Por ejemplo, en 2003, durante la Cumbre Mundial sobre la Sociedad de la Información, se acordó que “la autoridad de política en materia de política pública relacionada con internet es un derecho soberano de los Estados. Ellos tienen derechos y responsabilidades en las cuestiones de política pública internacional relacionadas con internet”.

 

Una década más tarde, en su informe de 2013, el Grupo de Expertos Gubernamentales sobre los Avances en la Información y las Telecomunicaciones en el Contexto de la Seguridad Internacional expresó que:

 

El derecho internacional, en particular la Carta de las Naciones Unidas, es aplicable y fundamental para mantener la paz y la estabilidad y fomentar un entorno abierto, seguro, pacífico y accesible en la esfera de esas tecnologías.

 

La soberanía de los Estados y las normas y principios internacionales que de ella emanan son aplicables a la realización de actividades relacionadas con las tecnologías de la información y las comunicaciones por los Estados y a su jurisdicción sobre la infraestructura de esas tecnologías que se halle en su territorio.

 

El alcance y la forma en que se ejerce esta soberanía constituyen una decisión política de cada Estado, que debe definir cómo aplicar las nociones territoriales de soberanía y de derecho internacional al ciberespacio con respecto a las actividades de personas y de objetos (Tsagourias, 2018).

 

En Latinoamérica, Bolivia ha sido pionero en la intención de regular dentro del derecho internacional privado, mediante un proyecto de ley en el que la víctima podría elegir el derecho que entienda más beneficioso para la reparación por daños resultantes de un ilícito informático, pudiendo optar por el derecho de su lugar de domicilio, el del lugar donde se producen los efectos del ilícito, o bien del lugar donde se generó el ilícito (Santos Belandro, 2013). En el caso de que Alicia viva en el país A, se comunique con Bernardo, que vive en el país B, y utilicen un servidor S que está físicamente en el país C, ¿cuál jurisdicción se aplicaría?

* * *

▶ TAREAS PROPUESTAS:
• 1. Según el fragmento sobre la soberanía en internet, ¿qué país de Latinoamérica ha sido pionero en la intención de regular los ilícitos informáticos dentro del derecho internacional privado?
• 2. Transcribe del fragmento sobre la soberanía en internet el pasaje que comienza en "La soberanía de" y termina en "en su territorio.".

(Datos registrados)
* * *

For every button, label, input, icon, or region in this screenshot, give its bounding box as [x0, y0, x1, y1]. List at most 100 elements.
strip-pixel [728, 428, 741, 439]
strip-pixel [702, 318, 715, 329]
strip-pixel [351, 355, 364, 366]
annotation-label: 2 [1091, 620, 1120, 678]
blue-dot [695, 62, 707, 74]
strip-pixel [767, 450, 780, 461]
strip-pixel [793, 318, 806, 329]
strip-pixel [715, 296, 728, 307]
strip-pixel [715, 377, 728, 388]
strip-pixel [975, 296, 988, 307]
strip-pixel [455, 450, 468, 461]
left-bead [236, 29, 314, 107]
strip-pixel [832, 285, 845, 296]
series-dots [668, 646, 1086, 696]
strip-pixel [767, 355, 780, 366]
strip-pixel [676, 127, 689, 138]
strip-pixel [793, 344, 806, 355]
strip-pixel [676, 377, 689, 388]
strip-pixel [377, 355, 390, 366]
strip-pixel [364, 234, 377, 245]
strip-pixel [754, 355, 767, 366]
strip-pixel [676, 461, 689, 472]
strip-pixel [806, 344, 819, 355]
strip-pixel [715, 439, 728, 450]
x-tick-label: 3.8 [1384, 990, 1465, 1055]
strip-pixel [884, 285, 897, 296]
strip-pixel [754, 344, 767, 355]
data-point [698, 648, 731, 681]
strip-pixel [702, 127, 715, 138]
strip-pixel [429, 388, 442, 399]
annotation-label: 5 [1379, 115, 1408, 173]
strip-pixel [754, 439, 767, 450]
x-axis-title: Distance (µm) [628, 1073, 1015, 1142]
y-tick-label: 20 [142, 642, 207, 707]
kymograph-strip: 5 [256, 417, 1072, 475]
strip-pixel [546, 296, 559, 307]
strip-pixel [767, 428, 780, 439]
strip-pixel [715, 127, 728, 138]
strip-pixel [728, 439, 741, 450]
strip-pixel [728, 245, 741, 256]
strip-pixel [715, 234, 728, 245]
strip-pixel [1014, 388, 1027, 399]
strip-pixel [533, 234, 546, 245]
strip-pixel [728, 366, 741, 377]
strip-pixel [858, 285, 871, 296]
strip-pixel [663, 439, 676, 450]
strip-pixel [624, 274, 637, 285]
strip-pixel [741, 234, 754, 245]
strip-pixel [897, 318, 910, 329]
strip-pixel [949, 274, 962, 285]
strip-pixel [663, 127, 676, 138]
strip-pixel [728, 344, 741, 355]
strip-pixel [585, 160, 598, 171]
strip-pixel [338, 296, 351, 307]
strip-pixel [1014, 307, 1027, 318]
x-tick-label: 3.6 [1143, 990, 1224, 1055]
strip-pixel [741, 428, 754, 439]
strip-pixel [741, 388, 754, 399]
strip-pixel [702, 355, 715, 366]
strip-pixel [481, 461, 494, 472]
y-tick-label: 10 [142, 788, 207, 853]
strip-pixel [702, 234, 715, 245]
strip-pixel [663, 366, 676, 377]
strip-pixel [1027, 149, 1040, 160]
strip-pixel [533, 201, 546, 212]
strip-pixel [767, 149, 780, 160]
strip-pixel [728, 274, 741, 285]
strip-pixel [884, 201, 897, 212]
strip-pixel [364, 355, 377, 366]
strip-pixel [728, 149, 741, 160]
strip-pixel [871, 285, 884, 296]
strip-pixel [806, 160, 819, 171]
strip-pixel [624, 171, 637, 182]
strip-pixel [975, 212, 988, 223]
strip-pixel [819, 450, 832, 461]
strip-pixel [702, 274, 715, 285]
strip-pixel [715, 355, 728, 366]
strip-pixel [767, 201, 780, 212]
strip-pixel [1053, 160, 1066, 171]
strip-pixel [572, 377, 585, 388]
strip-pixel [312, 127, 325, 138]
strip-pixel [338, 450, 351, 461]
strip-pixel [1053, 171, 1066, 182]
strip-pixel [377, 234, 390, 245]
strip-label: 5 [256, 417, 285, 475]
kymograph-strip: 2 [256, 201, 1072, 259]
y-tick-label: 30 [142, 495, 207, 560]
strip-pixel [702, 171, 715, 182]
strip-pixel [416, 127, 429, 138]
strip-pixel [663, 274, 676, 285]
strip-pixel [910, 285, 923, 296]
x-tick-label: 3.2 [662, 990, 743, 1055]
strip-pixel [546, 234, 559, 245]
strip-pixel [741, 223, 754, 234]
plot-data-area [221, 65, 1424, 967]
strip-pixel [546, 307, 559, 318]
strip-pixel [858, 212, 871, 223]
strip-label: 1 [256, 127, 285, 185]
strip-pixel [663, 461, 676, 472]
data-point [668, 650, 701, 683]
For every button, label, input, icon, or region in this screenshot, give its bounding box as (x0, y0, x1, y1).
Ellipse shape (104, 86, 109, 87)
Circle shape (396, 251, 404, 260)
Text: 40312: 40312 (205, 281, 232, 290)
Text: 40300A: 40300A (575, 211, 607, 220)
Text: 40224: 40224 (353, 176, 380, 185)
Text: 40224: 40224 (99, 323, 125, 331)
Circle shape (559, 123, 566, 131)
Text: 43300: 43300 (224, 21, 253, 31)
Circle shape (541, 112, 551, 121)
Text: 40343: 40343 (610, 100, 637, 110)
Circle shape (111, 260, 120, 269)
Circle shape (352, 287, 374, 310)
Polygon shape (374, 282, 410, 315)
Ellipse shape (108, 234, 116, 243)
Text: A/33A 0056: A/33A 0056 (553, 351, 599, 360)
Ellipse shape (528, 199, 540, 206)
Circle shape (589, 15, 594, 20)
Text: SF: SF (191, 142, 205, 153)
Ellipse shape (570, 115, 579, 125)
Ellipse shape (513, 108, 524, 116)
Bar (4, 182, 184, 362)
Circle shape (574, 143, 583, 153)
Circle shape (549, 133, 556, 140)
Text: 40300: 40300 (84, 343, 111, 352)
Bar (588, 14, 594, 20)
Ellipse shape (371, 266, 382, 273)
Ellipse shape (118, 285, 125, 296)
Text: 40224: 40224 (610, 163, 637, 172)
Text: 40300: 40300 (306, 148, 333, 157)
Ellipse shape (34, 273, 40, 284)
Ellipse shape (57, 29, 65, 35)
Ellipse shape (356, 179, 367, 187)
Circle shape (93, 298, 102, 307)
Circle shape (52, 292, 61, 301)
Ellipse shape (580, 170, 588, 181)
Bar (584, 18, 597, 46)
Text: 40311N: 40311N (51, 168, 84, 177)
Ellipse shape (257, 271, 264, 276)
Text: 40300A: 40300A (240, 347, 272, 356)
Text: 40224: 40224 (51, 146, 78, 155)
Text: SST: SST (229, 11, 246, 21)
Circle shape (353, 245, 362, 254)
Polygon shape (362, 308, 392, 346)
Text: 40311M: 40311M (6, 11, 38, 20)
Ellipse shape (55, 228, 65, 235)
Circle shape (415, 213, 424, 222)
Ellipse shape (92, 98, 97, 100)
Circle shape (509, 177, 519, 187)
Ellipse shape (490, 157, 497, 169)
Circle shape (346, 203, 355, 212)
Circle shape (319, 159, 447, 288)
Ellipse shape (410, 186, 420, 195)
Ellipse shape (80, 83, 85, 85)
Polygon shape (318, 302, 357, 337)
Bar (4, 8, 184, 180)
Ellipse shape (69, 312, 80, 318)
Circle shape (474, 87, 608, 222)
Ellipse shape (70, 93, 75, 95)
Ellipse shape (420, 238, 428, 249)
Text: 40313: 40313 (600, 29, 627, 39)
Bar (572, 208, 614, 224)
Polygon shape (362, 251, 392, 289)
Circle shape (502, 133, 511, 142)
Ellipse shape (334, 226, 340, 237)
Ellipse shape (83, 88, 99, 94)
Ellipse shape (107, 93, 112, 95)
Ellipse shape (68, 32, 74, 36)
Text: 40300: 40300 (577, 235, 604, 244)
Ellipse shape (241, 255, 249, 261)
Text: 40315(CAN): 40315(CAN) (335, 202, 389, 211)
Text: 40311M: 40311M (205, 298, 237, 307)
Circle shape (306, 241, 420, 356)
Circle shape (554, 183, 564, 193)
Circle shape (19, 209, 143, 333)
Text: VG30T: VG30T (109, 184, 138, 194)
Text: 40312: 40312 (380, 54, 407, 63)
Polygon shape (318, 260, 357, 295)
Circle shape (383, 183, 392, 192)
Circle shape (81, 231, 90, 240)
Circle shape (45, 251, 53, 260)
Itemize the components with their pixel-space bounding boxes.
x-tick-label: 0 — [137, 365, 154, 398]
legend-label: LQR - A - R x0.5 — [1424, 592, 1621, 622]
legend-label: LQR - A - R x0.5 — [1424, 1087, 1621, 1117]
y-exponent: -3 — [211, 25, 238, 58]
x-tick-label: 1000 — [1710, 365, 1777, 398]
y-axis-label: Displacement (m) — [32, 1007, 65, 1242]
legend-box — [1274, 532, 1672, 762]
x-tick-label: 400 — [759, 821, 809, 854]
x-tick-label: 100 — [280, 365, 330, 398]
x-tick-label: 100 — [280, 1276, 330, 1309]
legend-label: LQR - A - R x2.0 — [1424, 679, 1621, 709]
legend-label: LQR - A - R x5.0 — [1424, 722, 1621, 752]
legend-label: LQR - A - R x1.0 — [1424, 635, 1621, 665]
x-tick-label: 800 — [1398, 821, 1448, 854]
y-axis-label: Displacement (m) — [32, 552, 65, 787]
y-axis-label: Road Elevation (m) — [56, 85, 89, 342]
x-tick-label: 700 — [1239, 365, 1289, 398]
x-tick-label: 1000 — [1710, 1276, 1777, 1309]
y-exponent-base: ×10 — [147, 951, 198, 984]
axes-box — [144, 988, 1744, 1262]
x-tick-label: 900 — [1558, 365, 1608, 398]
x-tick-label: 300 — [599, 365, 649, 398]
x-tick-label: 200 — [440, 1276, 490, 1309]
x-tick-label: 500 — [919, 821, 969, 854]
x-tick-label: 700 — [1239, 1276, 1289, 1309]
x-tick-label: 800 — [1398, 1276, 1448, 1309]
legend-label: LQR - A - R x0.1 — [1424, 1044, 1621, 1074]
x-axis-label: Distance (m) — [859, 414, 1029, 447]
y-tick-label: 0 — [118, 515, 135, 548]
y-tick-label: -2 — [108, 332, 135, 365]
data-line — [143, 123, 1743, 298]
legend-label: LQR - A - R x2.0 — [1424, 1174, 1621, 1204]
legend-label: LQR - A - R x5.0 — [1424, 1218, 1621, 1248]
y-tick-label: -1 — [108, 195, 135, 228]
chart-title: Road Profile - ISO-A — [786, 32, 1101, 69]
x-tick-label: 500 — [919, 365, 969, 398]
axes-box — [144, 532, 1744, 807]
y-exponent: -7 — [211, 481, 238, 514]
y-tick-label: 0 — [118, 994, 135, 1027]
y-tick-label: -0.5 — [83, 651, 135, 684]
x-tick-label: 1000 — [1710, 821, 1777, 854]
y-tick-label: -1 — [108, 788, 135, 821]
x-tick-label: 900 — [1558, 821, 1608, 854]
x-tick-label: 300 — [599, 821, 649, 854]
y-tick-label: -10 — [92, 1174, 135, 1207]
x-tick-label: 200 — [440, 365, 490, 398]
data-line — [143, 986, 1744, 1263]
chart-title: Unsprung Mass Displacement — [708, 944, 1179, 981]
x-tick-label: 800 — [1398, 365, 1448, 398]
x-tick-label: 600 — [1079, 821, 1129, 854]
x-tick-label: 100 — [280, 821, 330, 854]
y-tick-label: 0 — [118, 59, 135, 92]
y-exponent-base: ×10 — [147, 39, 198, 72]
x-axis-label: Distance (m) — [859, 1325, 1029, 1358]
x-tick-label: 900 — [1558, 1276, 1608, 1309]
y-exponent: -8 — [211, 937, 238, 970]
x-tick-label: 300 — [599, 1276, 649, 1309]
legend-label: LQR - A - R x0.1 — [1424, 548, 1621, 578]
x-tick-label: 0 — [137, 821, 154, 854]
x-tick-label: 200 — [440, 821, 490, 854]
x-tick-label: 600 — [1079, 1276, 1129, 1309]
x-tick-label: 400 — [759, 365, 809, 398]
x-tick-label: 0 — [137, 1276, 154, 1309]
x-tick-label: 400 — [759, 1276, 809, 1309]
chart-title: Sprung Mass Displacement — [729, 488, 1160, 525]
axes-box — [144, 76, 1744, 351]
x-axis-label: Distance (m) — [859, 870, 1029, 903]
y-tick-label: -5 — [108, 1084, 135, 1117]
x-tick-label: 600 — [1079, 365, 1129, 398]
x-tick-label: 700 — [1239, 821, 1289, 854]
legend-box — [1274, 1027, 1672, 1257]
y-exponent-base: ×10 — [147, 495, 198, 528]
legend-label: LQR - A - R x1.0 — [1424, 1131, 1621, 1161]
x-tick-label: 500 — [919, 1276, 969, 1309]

* * *

▶ RESPUESTAS ESPERADAS:
• 1. Bolivia.

• 2.
La soberanía de los Estados y las normas y principios internacionales que de ella emanan son aplicables a la realización de actividades relacionadas con las tecnologías de la información y las comunicaciones por los Estados y a su jurisdicción sobre la infraestructura de esas tecnologías que se halle en su territorio.